* TEXT EXCERPT:
Metro-East Living

His basketball career was cut short, but he wants to help further yours

Ted Farmer, of Belleville, has written a basketball guide to help boys and girls improve their games and make teams. He’s willing to sell copies to booster clubs at cost so they can use it as a fund-raising tool.
Ted Farmer, of Belleville, has written a basketball guide to help boys and girls improve their games and make teams. He’s willing to sell copies to booster clubs at cost so they can use it as a fund-raising tool.

Ted Farmer knows what it’s like to love basketball and not be able to play.

He landed a basketball scholarship at Southern Illinois University in the late ’50s, but a freshman football injury ended his college basketball career before it even started.

“It was the biggest disappointment of my life at that time,” he said.

Farmer, 76, of Belleville, went on to run his own insurance agency for 40 years and spent a lot of time watching his children, grandchildren and other kids play basketball. He couldn’t help but notice simple mistakes that kept many from improving their games or being picked for teams.

“There’s probably a lot of talent out there that’s being wasted,” he said. “It’s never developed. The problem is, schools can’t hire enough coaches to reach all the kids.”

[Dataset entries]

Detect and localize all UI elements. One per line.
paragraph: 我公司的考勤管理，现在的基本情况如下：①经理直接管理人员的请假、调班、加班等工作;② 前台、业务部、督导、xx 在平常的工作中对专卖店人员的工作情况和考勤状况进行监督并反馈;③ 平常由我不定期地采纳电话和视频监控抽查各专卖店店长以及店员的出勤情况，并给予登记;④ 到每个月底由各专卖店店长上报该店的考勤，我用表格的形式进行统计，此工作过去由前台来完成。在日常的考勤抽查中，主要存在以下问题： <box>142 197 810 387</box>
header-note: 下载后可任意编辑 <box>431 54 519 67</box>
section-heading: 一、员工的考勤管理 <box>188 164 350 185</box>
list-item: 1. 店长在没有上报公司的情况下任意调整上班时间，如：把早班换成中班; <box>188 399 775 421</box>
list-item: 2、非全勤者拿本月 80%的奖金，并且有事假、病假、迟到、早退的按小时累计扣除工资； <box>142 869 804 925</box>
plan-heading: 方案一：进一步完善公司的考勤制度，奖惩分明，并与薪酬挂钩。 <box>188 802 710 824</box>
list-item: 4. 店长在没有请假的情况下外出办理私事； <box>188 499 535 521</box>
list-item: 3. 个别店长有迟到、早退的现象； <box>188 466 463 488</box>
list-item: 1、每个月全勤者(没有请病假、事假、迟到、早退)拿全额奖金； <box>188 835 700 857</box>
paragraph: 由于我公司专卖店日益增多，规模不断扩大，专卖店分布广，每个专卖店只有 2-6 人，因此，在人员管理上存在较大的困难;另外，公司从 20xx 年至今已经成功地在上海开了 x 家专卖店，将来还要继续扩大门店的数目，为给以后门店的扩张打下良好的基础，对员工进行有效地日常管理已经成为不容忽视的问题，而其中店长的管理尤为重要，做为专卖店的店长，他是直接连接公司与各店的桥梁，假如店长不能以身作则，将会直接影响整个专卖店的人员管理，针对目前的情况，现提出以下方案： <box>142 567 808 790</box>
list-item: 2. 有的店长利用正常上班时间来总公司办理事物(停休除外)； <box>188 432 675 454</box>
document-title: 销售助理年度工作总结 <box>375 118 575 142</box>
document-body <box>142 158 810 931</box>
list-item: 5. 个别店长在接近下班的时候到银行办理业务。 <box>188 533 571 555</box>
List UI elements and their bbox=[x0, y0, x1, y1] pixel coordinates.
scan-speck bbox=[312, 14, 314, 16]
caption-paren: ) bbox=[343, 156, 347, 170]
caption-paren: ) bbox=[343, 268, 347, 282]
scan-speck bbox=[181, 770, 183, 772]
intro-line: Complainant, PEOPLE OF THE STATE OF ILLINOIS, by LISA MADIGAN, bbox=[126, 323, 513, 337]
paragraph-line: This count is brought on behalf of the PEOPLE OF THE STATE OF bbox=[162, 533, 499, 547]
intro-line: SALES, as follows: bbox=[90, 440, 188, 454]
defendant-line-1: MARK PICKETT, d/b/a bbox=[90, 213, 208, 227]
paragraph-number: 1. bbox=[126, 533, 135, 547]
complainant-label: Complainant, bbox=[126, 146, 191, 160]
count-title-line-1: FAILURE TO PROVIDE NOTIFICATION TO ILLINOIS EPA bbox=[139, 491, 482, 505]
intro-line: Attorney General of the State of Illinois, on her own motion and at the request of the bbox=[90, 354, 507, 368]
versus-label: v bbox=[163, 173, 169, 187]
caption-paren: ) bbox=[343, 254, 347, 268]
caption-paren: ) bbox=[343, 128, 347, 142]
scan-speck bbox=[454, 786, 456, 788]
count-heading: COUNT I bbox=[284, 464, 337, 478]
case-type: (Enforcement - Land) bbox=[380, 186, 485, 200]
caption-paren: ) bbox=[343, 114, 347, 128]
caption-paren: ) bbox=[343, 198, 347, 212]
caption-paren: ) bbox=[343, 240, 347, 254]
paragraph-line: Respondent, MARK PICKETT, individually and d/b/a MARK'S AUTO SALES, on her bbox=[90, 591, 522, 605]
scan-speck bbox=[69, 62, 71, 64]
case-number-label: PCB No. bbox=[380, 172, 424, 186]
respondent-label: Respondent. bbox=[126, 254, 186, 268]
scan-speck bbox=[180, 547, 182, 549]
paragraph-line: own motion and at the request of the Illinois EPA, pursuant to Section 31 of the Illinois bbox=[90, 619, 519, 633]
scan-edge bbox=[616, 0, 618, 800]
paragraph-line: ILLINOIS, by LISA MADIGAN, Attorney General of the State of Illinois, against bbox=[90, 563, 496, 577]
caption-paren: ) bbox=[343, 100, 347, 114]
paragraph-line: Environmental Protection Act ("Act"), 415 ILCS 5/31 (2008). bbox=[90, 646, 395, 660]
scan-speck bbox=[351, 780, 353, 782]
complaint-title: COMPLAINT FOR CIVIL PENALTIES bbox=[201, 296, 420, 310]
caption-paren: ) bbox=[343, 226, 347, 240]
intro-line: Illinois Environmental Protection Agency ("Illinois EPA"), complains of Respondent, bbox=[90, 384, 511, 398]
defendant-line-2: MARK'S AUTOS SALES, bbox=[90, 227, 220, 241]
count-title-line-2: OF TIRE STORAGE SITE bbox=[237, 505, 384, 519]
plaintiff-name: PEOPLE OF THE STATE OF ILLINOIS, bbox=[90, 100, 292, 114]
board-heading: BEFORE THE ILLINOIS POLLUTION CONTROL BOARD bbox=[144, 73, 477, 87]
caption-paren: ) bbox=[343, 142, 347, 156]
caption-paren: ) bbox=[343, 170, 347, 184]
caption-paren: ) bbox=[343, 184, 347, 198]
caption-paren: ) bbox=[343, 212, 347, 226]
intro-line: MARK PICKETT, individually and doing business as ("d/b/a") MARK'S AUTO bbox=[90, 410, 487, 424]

* PROBLEM: From the article about Ted Farmer, extract the passage verbatim, starting at "His basketball career" and ending at "it even started.".

* EXERCISE OUTPUT:
His basketball career was cut short, but he wants to help further yours

Ted Farmer, of Belleville, has written a basketball guide to help boys and girls improve their games and make teams. He’s willing to sell copies to booster clubs at cost so they can use it as a fund-raising tool.
Ted Farmer, of Belleville, has written a basketball guide to help boys and girls improve their games and make teams. He’s willing to sell copies to booster clubs at cost so they can use it as a fund-raising tool.

Ted Farmer knows what it’s like to love basketball and not be able to play.

He landed a basketball scholarship at Southern Illinois University in the late ’50s, but a freshman football injury ended his college basketball career before it even started.